Extrait choisi:
□ □ □ □

En septembre, la Présidente de la Commission européenne Ursula von der Leyen a divulgué ses plans de réduction des émissions de gaz à effet de serre de l'UE de 55 % d'ici 2030. La France avait adopté auparavant un plan de relance de 100 milliards d'euros (117,6 milliards de dollars), dont 30 milliards d'euros alloués à la transition verte.

Les mentalités sont en train d'évoluer. Le monde est à la recherche de façons de se réorienter vers un commerce responsable – plus propre, plus juste et plus résistant aux chocs. Mais ces nouveaux programmes doivent impérativement tenir compte des micro-entreprises et des PME – dont un grand nombre sont gérées par des femmes – qui participent aux chaînes de valeur mondiales et stimulent les économies locales.

Par exemple, le mécanisme d'ajustement carbone aux frontières proposé par l'UE – mis en avant par von der Leyen dans son discours sur l'état de l'Union – va être préoccupant pour les pays en développement. Le Boston Consulting Groupestime qu'un régime de ce type pourrait signifier que « les sociétés non européennes qui jusqu'ici ne subissaient qu'une très faible pression réglementaire dans le traçage, le signalement et le contrôle de leurs émissions vont devoir mettre en place ces capacités rapidement en vue de rattraper leur retard et de rester compétitives en Europe. »

En conséquence, une usine de papeterie européenne, par exemple, à même de se conformer au mécanisme d'ajustement carbone aux frontières va avoir un avantage compétitif par rapport à une société asiatique ou africaine du même secteur d'activité qui exporte actuellement vers l'Europe. La communauté internationale doit adopter une conception plus large de la manière de construire un monde plus propre et plus égalitaire, tout en collaborant avec des partenaires des secteurs public et privé pour réaliser ces objectifs communs.

□ □ □ □

Items présentés:
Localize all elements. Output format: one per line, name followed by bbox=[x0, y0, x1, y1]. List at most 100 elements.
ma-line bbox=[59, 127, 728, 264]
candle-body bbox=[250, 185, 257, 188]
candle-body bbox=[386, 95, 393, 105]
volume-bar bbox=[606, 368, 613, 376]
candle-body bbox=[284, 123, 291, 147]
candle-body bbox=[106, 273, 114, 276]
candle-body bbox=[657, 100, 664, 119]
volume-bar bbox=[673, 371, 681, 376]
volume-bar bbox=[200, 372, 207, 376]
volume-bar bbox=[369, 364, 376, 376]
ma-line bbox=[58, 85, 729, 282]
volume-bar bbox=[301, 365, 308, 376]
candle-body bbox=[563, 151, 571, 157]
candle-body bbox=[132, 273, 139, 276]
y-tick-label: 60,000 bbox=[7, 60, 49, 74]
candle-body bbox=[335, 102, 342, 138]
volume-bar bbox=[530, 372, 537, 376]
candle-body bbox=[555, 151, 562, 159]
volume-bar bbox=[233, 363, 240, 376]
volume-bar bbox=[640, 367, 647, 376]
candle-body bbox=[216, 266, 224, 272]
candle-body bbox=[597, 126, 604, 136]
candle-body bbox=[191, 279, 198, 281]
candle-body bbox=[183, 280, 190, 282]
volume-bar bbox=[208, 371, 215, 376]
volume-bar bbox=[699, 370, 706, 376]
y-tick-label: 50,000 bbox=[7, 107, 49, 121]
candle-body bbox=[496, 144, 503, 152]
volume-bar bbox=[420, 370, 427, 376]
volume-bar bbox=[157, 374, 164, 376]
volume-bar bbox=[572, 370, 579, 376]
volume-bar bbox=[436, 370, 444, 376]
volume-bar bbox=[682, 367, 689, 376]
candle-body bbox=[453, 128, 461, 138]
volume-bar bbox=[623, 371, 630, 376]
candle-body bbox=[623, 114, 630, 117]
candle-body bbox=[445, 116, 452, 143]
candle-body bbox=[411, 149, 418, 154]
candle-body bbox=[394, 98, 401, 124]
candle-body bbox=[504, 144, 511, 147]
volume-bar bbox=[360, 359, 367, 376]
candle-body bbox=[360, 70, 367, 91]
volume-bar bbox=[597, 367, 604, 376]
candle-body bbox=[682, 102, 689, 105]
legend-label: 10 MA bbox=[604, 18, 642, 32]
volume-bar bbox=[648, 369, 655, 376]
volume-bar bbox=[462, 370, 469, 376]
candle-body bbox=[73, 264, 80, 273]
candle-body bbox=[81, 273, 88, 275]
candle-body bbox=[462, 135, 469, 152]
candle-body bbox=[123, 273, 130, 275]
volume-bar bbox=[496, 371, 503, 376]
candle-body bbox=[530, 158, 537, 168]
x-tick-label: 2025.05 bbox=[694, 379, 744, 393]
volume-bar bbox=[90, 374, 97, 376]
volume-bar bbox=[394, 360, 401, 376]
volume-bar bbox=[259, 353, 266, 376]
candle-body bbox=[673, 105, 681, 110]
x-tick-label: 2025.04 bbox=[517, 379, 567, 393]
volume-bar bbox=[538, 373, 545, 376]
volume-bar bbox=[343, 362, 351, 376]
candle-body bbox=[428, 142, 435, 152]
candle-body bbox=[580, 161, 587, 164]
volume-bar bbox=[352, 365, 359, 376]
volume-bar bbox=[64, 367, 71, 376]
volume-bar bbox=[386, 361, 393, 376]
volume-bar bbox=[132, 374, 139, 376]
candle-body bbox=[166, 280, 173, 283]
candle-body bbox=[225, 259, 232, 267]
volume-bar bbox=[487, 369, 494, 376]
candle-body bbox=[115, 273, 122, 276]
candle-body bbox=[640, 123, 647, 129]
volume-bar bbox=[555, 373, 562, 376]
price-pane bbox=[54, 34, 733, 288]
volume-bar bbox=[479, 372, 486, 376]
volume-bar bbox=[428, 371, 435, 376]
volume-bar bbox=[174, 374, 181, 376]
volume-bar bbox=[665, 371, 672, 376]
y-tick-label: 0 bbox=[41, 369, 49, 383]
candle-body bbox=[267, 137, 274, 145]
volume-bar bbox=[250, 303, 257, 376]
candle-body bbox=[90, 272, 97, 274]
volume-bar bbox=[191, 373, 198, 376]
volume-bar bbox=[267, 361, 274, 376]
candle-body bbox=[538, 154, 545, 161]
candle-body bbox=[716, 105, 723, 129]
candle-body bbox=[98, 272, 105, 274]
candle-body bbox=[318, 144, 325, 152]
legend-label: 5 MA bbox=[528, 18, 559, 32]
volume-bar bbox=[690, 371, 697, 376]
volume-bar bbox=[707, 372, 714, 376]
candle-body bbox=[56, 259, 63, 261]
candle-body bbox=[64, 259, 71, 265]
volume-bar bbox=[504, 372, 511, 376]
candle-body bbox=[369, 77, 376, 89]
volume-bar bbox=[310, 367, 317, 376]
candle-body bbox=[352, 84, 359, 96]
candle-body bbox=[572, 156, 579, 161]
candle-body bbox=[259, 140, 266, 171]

□ □ □ □

Tâches à réaliser:
A: D'après l'extrait choisi, pourquoi les nouveaux programmes de commerce responsable doivent-ils tenir compte des micro-entreprises et des PME ?
B: Selon l'extrait choisi, quelle part du plan de relance français est allouée à la transition verte ?

Tâches résolues:
A: Parce que ces entreprises, dont un grand nombre sont gérées par des femmes, participent aux chaînes de valeur mondiales et stimulent les économies locales.

B: 30 milliards d'euros, sur un plan de 100 milliards d'euros.